Extracted records:
_ _ _ _

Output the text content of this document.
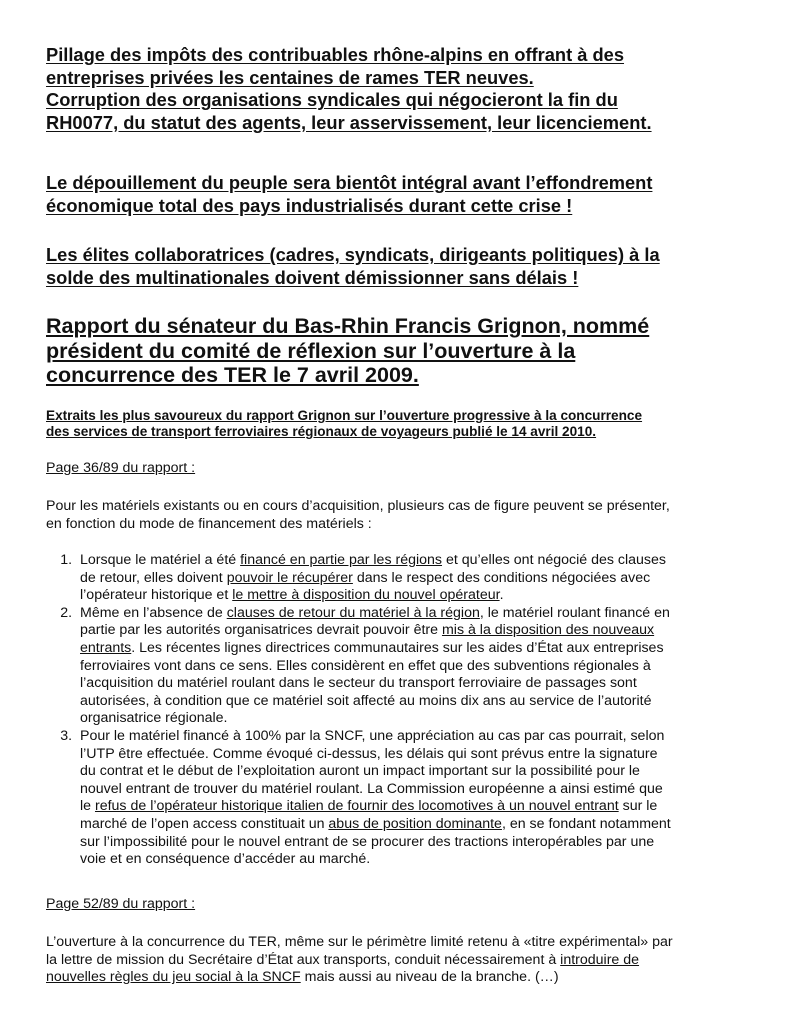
Pillage des impôts des contribuables rhône-alpins en offrant à des
entreprises privées les centaines de rames TER neuves.
Corruption des organisations syndicales qui négocieront la fin du
RH0077, du statut des agents, leur asservissement, leur licenciement.
Le dépouillement du peuple sera bientôt intégral avant l’effondrement
économique total des pays industrialisés durant cette crise !
Les élites collaboratrices (cadres, syndicats, dirigeants politiques) à la
solde des multinationales doivent démissionner sans délais !
Rapport du sénateur du Bas-Rhin Francis Grignon, nommé
président du comité de réflexion sur l’ouverture à la
concurrence des TER le 7 avril 2009.
Extraits les plus savoureux du rapport Grignon sur l’ouverture progressive à la concurrence
des services de transport ferroviaires régionaux de voyageurs publié le 14 avril 2010.
Page 36/89 du rapport :
Pour les matériels existants ou en cours d’acquisition, plusieurs cas de figure peuvent se présenter,
en fonction du mode de financement des matériels :
1. Lorsque le matériel a été financé en partie par les régions et qu’elles ont négocié des clauses
de retour, elles doivent pouvoir le récupérer dans le respect des conditions négociées avec
l’opérateur historique et le mettre à disposition du nouvel opérateur.
2. Même en l’absence de clauses de retour du matériel à la région, le matériel roulant financé en
partie par les autorités organisatrices devrait pouvoir être mis à la disposition des nouveaux
entrants. Les récentes lignes directrices communautaires sur les aides d’État aux entreprises
ferroviaires vont dans ce sens. Elles considèrent en effet que des subventions régionales à
l’acquisition du matériel roulant dans le secteur du transport ferroviaire de passages sont
autorisées, à condition que ce matériel soit affecté au moins dix ans au service de l’autorité
organisatrice régionale.
3. Pour le matériel financé à 100% par la SNCF, une appréciation au cas par cas pourrait, selon
l’UTP être effectuée. Comme évoqué ci-dessus, les délais qui sont prévus entre la signature
du contrat et le début de l’exploitation auront un impact important sur la possibilité pour le
nouvel entrant de trouver du matériel roulant. La Commission européenne a ainsi estimé que
le refus de l’opérateur historique italien de fournir des locomotives à un nouvel entrant sur le
marché de l’open access constituait un abus de position dominante, en se fondant notamment
sur l’impossibilité pour le nouvel entrant de se procurer des tractions interopérables par une
voie et en conséquence d’accéder au marché.
Page 52/89 du rapport :
L’ouverture à la concurrence du TER, même sur le périmètre limité retenu à «titre expérimental» par
la lettre de mission du Secrétaire d’État aux transports, conduit nécessairement à introduire de
nouvelles règles du jeu social à la SNCF mais aussi au niveau de la branche. (…)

_ _ _ _

§ **Objective**: Without including any picture, retype the entries exactly.

§ **Solution to the exercise**:
Output the text content of this document.
Pillage des impôts des contribuables rhône-alpins en offrant à des
entreprises privées les centaines de rames TER neuves.
Corruption des organisations syndicales qui négocieront la fin du
RH0077, du statut des agents, leur asservissement, leur licenciement.
Le dépouillement du peuple sera bientôt intégral avant l’effondrement
économique total des pays industrialisés durant cette crise !
Les élites collaboratrices (cadres, syndicats, dirigeants politiques) à la
solde des multinationales doivent démissionner sans délais !
Rapport du sénateur du Bas-Rhin Francis Grignon, nommé
président du comité de réflexion sur l’ouverture à la
concurrence des TER le 7 avril 2009.
Extraits les plus savoureux du rapport Grignon sur l’ouverture progressive à la concurrence
des services de transport ferroviaires régionaux de voyageurs publié le 14 avril 2010.
Page 36/89 du rapport :
Pour les matériels existants ou en cours d’acquisition, plusieurs cas de figure peuvent se présenter,
en fonction du mode de financement des matériels :
1. Lorsque le matériel a été financé en partie par les régions et qu’elles ont négocié des clauses
de retour, elles doivent pouvoir le récupérer dans le respect des conditions négociées avec
l’opérateur historique et le mettre à disposition du nouvel opérateur.
2. Même en l’absence de clauses de retour du matériel à la région, le matériel roulant financé en
partie par les autorités organisatrices devrait pouvoir être mis à la disposition des nouveaux
entrants. Les récentes lignes directrices communautaires sur les aides d’État aux entreprises
ferroviaires vont dans ce sens. Elles considèrent en effet que des subventions régionales à
l’acquisition du matériel roulant dans le secteur du transport ferroviaire de passages sont
autorisées, à condition que ce matériel soit affecté au moins dix ans au service de l’autorité
organisatrice régionale.
3. Pour le matériel financé à 100% par la SNCF, une appréciation au cas par cas pourrait, selon
l’UTP être effectuée. Comme évoqué ci-dessus, les délais qui sont prévus entre la signature
du contrat et le début de l’exploitation auront un impact important sur la possibilité pour le
nouvel entrant de trouver du matériel roulant. La Commission européenne a ainsi estimé que
le refus de l’opérateur historique italien de fournir des locomotives à un nouvel entrant sur le
marché de l’open access constituait un abus de position dominante, en se fondant notamment
sur l’impossibilité pour le nouvel entrant de se procurer des tractions interopérables par une
voie et en conséquence d’accéder au marché.
Page 52/89 du rapport :
L’ouverture à la concurrence du TER, même sur le périmètre limité retenu à «titre expérimental» par
la lettre de mission du Secrétaire d’État aux transports, conduit nécessairement à introduire de
nouvelles règles du jeu social à la SNCF mais aussi au niveau de la branche. (…)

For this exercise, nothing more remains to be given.